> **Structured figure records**
- - -

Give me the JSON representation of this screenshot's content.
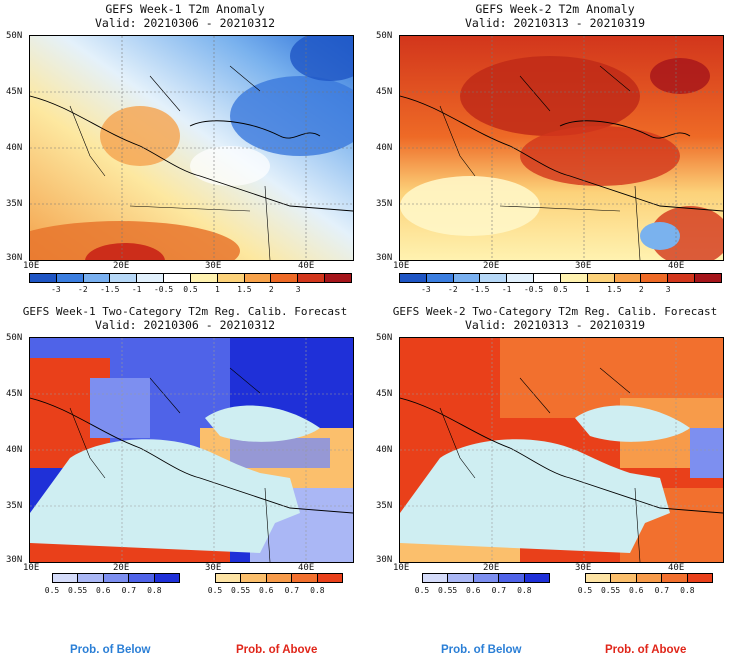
{
  "panels": [
    {
      "id": "w1-anom",
      "title1": "GEFS Week-1 T2m Anomaly",
      "title2": "Valid: 20210306 - 20210312",
      "lat_labels": [
        "50N",
        "45N",
        "40N",
        "35N",
        "30N"
      ],
      "lon_labels": [
        "10E",
        "20E",
        "30E",
        "40E"
      ]
    },
    {
      "id": "w2-anom",
      "title1": "GEFS Week-2 T2m Anomaly",
      "title2": "Valid: 20210313 - 20210319",
      "lat_labels": [
        "50N",
        "45N",
        "40N",
        "35N",
        "30N"
      ],
      "lon_labels": [
        "10E",
        "20E",
        "30E",
        "40E"
      ]
    },
    {
      "id": "w1-prob",
      "title1": "GEFS Week-1 Two-Category T2m Reg. Calib. Forecast",
      "title2": "Valid: 20210306 - 20210312",
      "lat_labels": [
        "50N",
        "45N",
        "40N",
        "35N",
        "30N"
      ],
      "lon_labels": [
        "10E",
        "20E",
        "30E",
        "40E"
      ]
    },
    {
      "id": "w2-prob",
      "title1": "GEFS Week-2 Two-Category T2m Reg. Calib. Forecast",
      "title2": "Valid: 20210313 - 20210319",
      "lat_labels": [
        "50N",
        "45N",
        "40N",
        "35N",
        "30N"
      ],
      "lon_labels": [
        "10E",
        "20E",
        "30E",
        "40E"
      ]
    }
  ],
  "anomaly_scale": {
    "labels": [
      "-3",
      "-2",
      "-1.5",
      "-1",
      "-0.5",
      "0.5",
      "1",
      "1.5",
      "2",
      "3"
    ],
    "colors": [
      "#1e55c4",
      "#3b7ee0",
      "#79b0f0",
      "#b6d8f7",
      "#e1f0fc",
      "#ffffff",
      "#fff2b0",
      "#fcd27a",
      "#f7a24a",
      "#ee6a26",
      "#d2361c",
      "#a5141a"
    ]
  },
  "below_scale": {
    "labels": [
      "0.5",
      "0.55",
      "0.6",
      "0.7",
      "0.8"
    ],
    "colors": [
      "#d5dcfa",
      "#aab7f5",
      "#7d8ff0",
      "#4f63e8",
      "#1f30d8"
    ]
  },
  "above_scale": {
    "labels": [
      "0.5",
      "0.55",
      "0.6",
      "0.7",
      "0.8"
    ],
    "colors": [
      "#fde3a4",
      "#fbbf6c",
      "#f79b4a",
      "#f2702e",
      "#e9401a"
    ]
  },
  "legend": {
    "below_label": "Prob. of Below",
    "above_label": "Prob. of Above",
    "below_color": "#2b7fd6",
    "above_color": "#e0261a"
  }
}
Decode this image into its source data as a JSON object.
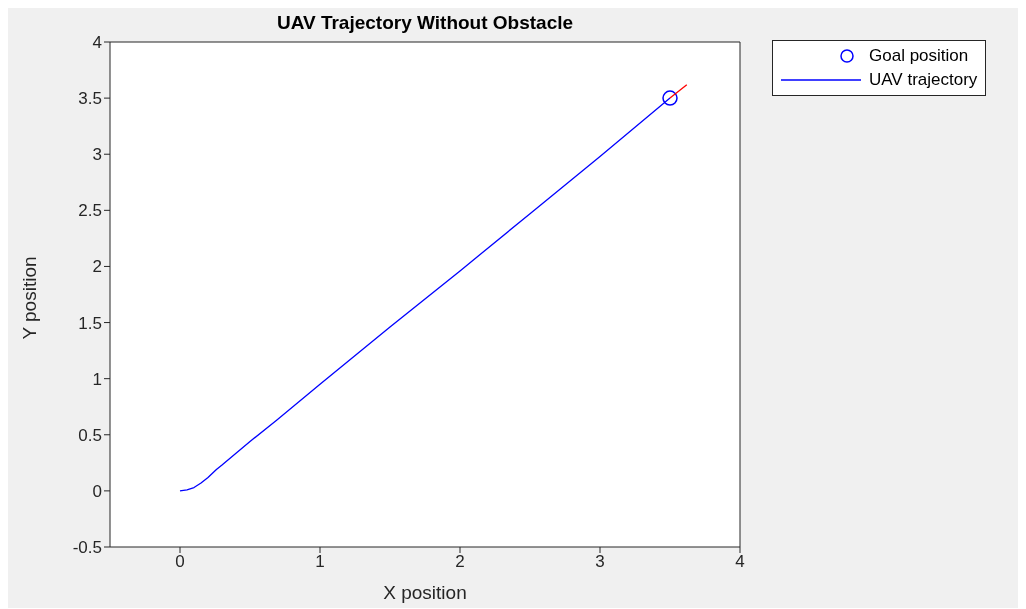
{
  "chart_data": {
    "type": "line",
    "title": "UAV Trajectory Without Obstacle",
    "xlabel": "X position",
    "ylabel": "Y position",
    "xlim": [
      -0.5,
      4
    ],
    "xticks": [
      0,
      1,
      2,
      3,
      4
    ],
    "ylim": [
      -0.5,
      4
    ],
    "yticks": [
      -0.5,
      0,
      0.5,
      1,
      1.5,
      2,
      2.5,
      3,
      3.5,
      4
    ],
    "grid": false,
    "legend": "top right",
    "series": [
      {
        "name": "Goal position",
        "type": "scatter",
        "marker": "circle",
        "color": "#0000ff",
        "x": [
          3.5
        ],
        "values": [
          3.5
        ]
      },
      {
        "name": "UAV trajectory",
        "color": "#0000ff",
        "x": [
          0,
          0.05,
          0.1,
          0.15,
          0.2,
          0.26,
          0.3,
          0.5,
          0.69,
          1,
          1.5,
          2,
          2.5,
          3,
          3.5
        ],
        "values": [
          0,
          0.01,
          0.03,
          0.07,
          0.12,
          0.19,
          0.23,
          0.44,
          0.63,
          0.95,
          1.46,
          1.96,
          2.47,
          2.98,
          3.5
        ]
      },
      {
        "type": "line",
        "color": "#ff0000",
        "x": [
          3.5,
          3.62
        ],
        "values": [
          3.5,
          3.62
        ]
      }
    ]
  }
}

- - -

> **AIM OF THE TASK**
Copy every line of the data exactly as written, excluding the pictures.

> **SOLUTION BELOW**
Give me the JSON representation of this screenshot's content.
{
  "panels": [
    {
      "id": "w1-anom",
      "title1": "GEFS Week-1 T2m Anomaly",
      "title2": "Valid: 20210306 - 20210312",
      "lat_labels": [
        "50N",
        "45N",
        "40N",
        "35N",
        "30N"
      ],
      "lon_labels": [
        "10E",
        "20E",
        "30E",
        "40E"
      ]
    },
    {
      "id": "w2-anom",
      "title1": "GEFS Week-2 T2m Anomaly",
      "title2": "Valid: 20210313 - 20210319",
      "lat_labels": [
        "50N",
        "45N",
        "40N",
        "35N",
        "30N"
      ],
      "lon_labels": [
        "10E",
        "20E",
        "30E",
        "40E"
      ]
    },
    {
      "id": "w1-prob",
      "title1": "GEFS Week-1 Two-Category T2m Reg. Calib. Forecast",
      "title2": "Valid: 20210306 - 20210312",
      "lat_labels": [
        "50N",
        "45N",
        "40N",
        "35N",
        "30N"
      ],
      "lon_labels": [
        "10E",
        "20E",
        "30E",
        "40E"
      ]
    },
    {
      "id": "w2-prob",
      "title1": "GEFS Week-2 Two-Category T2m Reg. Calib. Forecast",
      "title2": "Valid: 20210313 - 20210319",
      "lat_labels": [
        "50N",
        "45N",
        "40N",
        "35N",
        "30N"
      ],
      "lon_labels": [
        "10E",
        "20E",
        "30E",
        "40E"
      ]
    }
  ],
  "anomaly_scale": {
    "labels": [
      "-3",
      "-2",
      "-1.5",
      "-1",
      "-0.5",
      "0.5",
      "1",
      "1.5",
      "2",
      "3"
    ],
    "colors": [
      "#1e55c4",
      "#3b7ee0",
      "#79b0f0",
      "#b6d8f7",
      "#e1f0fc",
      "#ffffff",
      "#fff2b0",
      "#fcd27a",
      "#f7a24a",
      "#ee6a26",
      "#d2361c",
      "#a5141a"
    ]
  },
  "below_scale": {
    "labels": [
      "0.5",
      "0.55",
      "0.6",
      "0.7",
      "0.8"
    ],
    "colors": [
      "#d5dcfa",
      "#aab7f5",
      "#7d8ff0",
      "#4f63e8",
      "#1f30d8"
    ]
  },
  "above_scale": {
    "labels": [
      "0.5",
      "0.55",
      "0.6",
      "0.7",
      "0.8"
    ],
    "colors": [
      "#fde3a4",
      "#fbbf6c",
      "#f79b4a",
      "#f2702e",
      "#e9401a"
    ]
  },
  "legend": {
    "below_label": "Prob. of Below",
    "above_label": "Prob. of Above",
    "below_color": "#2b7fd6",
    "above_color": "#e0261a"
  }
}
Decode this image into its source data as a JSON object.
{
  "chart_data": {
    "type": "line",
    "title": "UAV Trajectory Without Obstacle",
    "xlabel": "X position",
    "ylabel": "Y position",
    "xlim": [
      -0.5,
      4
    ],
    "xticks": [
      0,
      1,
      2,
      3,
      4
    ],
    "ylim": [
      -0.5,
      4
    ],
    "yticks": [
      -0.5,
      0,
      0.5,
      1,
      1.5,
      2,
      2.5,
      3,
      3.5,
      4
    ],
    "grid": false,
    "legend": "top right",
    "series": [
      {
        "name": "Goal position",
        "type": "scatter",
        "marker": "circle",
        "color": "#0000ff",
        "x": [
          3.5
        ],
        "values": [
          3.5
        ]
      },
      {
        "name": "UAV trajectory",
        "color": "#0000ff",
        "x": [
          0,
          0.05,
          0.1,
          0.15,
          0.2,
          0.26,
          0.3,
          0.5,
          0.69,
          1,
          1.5,
          2,
          2.5,
          3,
          3.5
        ],
        "values": [
          0,
          0.01,
          0.03,
          0.07,
          0.12,
          0.19,
          0.23,
          0.44,
          0.63,
          0.95,
          1.46,
          1.96,
          2.47,
          2.98,
          3.5
        ]
      },
      {
        "type": "line",
        "color": "#ff0000",
        "x": [
          3.5,
          3.62
        ],
        "values": [
          3.5,
          3.62
        ]
      }
    ]
  }
}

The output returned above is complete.